§ **WHAT YOU NEED TO DO**
Some lines in the records below may hold the word "true"; give the number of those lines and nothing else.

** BEGIN TASK INPUTS **

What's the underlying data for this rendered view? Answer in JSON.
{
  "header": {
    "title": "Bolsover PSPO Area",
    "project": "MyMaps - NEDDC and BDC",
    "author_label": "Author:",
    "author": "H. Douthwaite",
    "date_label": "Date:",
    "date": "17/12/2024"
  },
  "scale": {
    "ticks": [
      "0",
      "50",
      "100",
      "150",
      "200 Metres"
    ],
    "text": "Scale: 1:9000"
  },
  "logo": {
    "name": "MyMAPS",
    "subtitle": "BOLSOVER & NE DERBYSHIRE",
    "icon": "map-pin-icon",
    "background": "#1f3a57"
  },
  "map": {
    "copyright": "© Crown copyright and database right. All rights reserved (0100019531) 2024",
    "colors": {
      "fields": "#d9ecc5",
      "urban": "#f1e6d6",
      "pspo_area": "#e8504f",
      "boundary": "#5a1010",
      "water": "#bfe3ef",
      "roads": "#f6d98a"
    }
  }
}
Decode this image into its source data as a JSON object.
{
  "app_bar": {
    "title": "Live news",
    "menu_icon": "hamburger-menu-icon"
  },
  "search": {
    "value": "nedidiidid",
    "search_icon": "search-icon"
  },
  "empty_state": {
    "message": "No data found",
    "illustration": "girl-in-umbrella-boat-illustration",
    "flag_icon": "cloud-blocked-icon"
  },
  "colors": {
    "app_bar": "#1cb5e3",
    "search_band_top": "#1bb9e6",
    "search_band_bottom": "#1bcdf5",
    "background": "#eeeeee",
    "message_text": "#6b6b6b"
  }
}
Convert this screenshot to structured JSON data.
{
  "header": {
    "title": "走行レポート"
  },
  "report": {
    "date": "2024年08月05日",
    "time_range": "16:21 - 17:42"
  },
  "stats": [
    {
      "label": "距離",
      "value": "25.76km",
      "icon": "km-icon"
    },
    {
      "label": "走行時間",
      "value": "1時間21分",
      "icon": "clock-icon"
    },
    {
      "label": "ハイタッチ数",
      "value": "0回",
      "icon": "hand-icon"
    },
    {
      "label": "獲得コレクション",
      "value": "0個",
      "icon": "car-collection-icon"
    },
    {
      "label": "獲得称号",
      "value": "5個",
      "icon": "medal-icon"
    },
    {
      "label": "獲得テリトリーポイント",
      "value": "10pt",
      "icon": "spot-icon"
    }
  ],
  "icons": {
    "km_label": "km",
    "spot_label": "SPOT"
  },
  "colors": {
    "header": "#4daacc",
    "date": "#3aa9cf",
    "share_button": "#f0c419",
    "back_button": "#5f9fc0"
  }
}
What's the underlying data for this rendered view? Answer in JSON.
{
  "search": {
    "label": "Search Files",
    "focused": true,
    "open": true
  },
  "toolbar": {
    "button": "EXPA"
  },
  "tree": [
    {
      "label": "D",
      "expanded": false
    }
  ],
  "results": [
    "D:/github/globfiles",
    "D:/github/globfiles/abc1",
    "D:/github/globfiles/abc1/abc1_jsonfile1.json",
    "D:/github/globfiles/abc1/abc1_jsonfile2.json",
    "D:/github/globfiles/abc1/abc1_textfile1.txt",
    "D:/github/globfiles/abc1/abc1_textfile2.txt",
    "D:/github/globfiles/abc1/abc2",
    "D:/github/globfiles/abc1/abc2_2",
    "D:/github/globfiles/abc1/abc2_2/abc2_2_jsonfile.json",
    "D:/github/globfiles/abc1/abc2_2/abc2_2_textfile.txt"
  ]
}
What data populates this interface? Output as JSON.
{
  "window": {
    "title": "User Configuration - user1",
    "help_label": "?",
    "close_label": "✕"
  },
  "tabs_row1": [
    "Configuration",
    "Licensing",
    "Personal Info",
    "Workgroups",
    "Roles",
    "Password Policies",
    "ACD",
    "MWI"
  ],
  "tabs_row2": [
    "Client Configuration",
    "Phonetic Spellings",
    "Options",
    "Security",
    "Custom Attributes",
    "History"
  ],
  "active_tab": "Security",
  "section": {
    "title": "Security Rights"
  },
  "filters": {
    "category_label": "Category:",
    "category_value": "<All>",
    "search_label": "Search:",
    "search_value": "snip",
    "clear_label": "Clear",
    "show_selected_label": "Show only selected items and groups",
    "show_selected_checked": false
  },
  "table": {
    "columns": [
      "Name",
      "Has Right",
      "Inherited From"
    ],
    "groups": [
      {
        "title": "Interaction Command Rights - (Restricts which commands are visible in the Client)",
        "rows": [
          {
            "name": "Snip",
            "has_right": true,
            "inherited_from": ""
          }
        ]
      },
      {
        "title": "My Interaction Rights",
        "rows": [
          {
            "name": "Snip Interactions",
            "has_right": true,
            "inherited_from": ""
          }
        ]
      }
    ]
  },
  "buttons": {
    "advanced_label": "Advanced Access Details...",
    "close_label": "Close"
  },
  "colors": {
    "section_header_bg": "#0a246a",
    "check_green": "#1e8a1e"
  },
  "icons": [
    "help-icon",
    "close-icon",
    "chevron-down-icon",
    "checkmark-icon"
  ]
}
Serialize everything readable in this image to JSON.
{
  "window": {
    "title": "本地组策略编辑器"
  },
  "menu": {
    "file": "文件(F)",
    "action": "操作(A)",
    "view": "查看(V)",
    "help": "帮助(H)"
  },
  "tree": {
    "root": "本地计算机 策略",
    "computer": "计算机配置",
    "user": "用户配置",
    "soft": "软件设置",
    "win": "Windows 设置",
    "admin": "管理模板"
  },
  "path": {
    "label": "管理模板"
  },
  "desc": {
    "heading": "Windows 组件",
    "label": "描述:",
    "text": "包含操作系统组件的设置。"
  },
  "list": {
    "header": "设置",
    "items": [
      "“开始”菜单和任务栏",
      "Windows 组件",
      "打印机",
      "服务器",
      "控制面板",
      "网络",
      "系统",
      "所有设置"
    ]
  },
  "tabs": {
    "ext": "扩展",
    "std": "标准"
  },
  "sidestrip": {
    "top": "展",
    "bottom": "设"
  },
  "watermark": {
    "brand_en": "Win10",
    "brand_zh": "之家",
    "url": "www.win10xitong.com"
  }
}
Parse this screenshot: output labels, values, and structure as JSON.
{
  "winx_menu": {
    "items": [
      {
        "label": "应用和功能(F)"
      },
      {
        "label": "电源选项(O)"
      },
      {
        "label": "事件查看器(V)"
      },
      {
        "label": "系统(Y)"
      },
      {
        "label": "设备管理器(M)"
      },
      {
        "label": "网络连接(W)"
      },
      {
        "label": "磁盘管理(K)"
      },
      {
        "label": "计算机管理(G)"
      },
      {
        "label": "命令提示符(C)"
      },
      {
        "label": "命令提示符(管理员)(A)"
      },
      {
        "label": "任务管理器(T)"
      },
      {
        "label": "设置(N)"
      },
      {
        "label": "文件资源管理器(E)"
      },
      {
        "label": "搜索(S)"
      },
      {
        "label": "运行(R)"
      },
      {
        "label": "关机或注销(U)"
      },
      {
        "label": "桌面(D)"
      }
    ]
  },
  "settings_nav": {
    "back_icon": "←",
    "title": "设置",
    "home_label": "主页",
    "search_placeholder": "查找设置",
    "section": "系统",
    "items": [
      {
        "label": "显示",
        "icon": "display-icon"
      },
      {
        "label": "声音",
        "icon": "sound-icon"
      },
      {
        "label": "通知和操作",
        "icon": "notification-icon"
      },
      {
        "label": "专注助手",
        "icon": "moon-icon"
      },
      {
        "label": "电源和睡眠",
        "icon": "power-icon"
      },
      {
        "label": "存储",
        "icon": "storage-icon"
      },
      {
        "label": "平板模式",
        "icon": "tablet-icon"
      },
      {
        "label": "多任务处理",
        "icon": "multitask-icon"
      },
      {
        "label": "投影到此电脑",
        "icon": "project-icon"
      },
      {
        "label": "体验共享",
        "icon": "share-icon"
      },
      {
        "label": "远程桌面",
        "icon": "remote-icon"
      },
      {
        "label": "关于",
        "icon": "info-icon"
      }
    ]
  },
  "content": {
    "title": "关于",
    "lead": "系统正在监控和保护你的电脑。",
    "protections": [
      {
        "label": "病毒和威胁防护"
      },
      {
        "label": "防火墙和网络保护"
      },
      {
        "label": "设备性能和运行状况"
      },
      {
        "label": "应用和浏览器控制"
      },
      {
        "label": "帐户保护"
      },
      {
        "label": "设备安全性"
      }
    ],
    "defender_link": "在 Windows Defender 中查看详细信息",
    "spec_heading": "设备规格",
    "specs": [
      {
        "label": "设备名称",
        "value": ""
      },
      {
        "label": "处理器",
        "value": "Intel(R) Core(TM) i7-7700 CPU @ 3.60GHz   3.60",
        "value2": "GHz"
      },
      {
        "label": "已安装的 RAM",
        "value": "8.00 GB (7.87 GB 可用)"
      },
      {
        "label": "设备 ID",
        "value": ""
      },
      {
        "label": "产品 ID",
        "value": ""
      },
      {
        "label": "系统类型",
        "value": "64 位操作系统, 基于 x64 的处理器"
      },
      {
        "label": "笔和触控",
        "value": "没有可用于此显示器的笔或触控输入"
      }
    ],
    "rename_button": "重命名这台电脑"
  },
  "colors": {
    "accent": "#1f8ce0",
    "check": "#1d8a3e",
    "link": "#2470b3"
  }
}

** END TASK INPUTS **

§ **COMPLETED TASK**
4